[Source material]:
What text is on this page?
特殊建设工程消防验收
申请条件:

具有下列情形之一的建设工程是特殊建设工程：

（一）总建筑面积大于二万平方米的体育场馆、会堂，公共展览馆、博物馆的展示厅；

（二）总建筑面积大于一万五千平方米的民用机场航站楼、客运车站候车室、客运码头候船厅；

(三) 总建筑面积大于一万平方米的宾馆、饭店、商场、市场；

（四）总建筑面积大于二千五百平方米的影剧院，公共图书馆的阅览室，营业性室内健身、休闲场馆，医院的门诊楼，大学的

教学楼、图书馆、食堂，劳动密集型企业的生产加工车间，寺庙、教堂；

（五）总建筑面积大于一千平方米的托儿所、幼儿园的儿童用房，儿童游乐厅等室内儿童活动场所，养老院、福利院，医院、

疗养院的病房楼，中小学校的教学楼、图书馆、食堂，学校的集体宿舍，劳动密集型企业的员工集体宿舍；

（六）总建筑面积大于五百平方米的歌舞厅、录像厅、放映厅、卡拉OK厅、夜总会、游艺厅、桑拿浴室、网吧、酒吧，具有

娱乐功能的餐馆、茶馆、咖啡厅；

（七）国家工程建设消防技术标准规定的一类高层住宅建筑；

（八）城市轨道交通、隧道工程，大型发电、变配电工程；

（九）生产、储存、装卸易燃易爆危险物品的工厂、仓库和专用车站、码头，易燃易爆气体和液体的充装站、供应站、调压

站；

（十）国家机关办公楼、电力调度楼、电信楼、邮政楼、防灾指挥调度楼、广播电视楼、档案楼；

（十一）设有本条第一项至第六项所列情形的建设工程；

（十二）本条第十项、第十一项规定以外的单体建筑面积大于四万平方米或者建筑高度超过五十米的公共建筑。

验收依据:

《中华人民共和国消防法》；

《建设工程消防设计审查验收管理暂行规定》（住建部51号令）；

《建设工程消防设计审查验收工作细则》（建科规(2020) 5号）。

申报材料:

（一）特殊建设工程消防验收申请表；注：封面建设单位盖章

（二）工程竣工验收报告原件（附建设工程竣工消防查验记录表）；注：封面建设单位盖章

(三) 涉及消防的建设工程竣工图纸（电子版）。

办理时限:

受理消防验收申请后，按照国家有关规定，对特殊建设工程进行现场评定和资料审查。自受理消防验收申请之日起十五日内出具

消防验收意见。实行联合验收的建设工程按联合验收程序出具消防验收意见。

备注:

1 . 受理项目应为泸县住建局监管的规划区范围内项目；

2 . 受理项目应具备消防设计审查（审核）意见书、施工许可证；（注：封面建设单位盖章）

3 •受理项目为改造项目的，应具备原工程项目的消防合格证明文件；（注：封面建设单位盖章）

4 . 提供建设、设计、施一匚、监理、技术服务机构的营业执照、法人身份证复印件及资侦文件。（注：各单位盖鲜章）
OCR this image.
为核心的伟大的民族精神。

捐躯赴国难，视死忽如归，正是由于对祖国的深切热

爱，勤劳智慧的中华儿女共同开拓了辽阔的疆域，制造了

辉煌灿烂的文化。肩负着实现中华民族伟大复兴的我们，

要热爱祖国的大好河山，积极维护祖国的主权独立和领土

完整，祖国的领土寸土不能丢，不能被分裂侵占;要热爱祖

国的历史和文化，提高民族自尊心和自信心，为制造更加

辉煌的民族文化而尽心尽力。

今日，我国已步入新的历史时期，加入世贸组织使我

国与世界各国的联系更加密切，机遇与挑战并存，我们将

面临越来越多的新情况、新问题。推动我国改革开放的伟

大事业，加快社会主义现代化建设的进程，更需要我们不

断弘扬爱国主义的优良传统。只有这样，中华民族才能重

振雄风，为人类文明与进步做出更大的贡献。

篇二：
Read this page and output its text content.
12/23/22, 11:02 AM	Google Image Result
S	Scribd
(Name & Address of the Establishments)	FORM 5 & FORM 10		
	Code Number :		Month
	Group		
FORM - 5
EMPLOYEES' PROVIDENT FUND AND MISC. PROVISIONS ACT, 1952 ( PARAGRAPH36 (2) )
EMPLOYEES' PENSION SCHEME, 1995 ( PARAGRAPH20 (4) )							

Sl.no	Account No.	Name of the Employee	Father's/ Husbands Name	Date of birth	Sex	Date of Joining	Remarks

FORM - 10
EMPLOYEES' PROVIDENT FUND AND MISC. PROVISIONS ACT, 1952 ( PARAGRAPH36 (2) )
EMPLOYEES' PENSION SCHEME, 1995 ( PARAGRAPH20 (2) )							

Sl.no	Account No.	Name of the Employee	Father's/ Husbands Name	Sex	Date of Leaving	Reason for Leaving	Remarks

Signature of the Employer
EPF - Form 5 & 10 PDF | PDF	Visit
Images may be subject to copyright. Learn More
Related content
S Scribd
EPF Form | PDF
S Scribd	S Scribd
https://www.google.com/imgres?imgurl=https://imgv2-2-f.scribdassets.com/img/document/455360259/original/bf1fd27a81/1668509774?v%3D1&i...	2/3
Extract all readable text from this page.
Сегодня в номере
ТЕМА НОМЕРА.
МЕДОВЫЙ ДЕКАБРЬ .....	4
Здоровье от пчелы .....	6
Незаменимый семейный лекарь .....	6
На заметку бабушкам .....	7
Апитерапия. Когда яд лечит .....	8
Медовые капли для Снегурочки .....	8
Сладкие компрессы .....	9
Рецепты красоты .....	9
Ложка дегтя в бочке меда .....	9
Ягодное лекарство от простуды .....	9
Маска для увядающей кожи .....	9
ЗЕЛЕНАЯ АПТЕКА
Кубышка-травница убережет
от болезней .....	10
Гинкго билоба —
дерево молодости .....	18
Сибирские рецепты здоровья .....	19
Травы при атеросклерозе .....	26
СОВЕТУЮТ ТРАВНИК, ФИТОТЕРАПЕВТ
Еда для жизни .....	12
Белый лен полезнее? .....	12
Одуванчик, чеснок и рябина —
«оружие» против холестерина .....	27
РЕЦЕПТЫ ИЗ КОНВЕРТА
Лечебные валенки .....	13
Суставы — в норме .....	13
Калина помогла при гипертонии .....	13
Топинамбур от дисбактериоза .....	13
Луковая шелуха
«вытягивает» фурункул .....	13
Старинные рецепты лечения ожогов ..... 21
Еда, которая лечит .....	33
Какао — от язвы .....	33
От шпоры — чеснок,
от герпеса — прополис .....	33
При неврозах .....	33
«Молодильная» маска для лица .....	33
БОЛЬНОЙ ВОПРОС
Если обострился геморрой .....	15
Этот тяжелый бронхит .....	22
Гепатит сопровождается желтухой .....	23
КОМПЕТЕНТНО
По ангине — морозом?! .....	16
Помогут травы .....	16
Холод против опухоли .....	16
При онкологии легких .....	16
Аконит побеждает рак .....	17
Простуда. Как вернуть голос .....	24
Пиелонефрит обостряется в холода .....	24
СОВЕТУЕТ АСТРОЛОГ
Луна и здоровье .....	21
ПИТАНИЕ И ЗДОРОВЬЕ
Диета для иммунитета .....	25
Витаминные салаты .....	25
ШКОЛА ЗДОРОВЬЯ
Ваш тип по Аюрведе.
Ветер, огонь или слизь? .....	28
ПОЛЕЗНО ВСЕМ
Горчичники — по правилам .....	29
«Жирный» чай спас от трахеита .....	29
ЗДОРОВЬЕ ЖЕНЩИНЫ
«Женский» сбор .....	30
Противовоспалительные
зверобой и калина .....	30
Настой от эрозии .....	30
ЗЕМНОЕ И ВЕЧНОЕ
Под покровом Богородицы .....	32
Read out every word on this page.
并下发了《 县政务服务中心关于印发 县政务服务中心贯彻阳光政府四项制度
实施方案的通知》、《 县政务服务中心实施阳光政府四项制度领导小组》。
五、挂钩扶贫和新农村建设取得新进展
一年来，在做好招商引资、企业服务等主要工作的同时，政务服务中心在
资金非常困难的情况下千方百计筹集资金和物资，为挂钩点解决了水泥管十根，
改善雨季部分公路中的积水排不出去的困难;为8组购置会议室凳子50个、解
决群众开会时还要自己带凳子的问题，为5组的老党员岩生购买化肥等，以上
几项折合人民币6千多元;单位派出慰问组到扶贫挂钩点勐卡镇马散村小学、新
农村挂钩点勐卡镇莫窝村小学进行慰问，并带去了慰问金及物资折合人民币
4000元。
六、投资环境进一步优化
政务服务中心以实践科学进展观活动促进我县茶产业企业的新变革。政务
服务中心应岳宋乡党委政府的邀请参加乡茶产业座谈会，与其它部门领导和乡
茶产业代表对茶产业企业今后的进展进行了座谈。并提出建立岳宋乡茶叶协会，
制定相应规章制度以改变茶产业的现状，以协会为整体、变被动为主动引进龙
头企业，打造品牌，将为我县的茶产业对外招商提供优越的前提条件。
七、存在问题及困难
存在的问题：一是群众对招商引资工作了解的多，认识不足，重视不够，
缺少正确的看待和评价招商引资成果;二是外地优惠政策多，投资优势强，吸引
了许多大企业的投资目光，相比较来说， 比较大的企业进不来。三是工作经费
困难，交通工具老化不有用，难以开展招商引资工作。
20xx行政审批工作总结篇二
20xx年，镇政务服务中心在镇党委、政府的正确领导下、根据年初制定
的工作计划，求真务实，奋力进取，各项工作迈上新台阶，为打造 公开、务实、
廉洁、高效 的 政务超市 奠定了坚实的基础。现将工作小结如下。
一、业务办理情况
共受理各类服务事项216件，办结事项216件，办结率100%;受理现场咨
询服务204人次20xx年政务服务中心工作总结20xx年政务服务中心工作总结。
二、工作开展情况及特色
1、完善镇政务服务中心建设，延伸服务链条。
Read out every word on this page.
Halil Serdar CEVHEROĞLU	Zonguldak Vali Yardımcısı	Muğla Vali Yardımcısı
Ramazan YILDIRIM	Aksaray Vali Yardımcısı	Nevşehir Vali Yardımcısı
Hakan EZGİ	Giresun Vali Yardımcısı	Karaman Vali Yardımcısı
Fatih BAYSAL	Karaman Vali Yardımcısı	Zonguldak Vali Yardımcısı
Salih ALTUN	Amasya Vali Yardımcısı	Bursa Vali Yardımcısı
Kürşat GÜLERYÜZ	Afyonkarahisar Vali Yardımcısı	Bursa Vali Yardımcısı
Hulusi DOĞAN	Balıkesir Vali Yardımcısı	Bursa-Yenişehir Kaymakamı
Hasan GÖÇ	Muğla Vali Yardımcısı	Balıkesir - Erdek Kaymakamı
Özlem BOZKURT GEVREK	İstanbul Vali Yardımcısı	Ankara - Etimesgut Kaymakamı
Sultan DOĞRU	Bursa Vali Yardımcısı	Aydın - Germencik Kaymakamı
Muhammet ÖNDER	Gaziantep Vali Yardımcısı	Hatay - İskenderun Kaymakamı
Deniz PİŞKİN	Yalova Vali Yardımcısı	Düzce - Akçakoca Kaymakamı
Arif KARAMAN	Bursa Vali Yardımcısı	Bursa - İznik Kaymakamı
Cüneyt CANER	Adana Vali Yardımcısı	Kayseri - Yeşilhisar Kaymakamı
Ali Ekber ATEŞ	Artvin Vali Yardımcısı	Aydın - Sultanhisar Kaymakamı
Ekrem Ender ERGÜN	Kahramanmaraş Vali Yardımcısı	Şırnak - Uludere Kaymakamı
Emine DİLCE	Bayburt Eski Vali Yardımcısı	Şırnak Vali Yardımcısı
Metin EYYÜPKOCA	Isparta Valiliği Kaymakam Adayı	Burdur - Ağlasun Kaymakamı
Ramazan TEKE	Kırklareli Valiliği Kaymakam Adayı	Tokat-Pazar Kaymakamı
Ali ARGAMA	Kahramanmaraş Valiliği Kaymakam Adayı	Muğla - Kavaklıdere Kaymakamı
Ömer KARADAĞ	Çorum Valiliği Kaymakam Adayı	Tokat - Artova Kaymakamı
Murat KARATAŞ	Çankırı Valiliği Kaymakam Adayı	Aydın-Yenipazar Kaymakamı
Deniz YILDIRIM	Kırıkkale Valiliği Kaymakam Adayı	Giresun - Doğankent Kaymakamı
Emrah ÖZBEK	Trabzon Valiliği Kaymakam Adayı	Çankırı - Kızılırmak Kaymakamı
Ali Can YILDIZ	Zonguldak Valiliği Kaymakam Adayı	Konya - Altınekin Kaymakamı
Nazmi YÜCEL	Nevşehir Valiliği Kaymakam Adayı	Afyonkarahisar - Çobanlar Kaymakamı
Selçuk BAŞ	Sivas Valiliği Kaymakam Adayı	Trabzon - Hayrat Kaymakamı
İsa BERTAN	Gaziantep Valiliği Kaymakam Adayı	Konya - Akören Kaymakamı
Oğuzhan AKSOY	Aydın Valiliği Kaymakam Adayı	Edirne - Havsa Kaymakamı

[Problem requirements]: Across the data above, how many lines include the word "Kahramanmaraş"? Give only the count.

[Written solution]: 2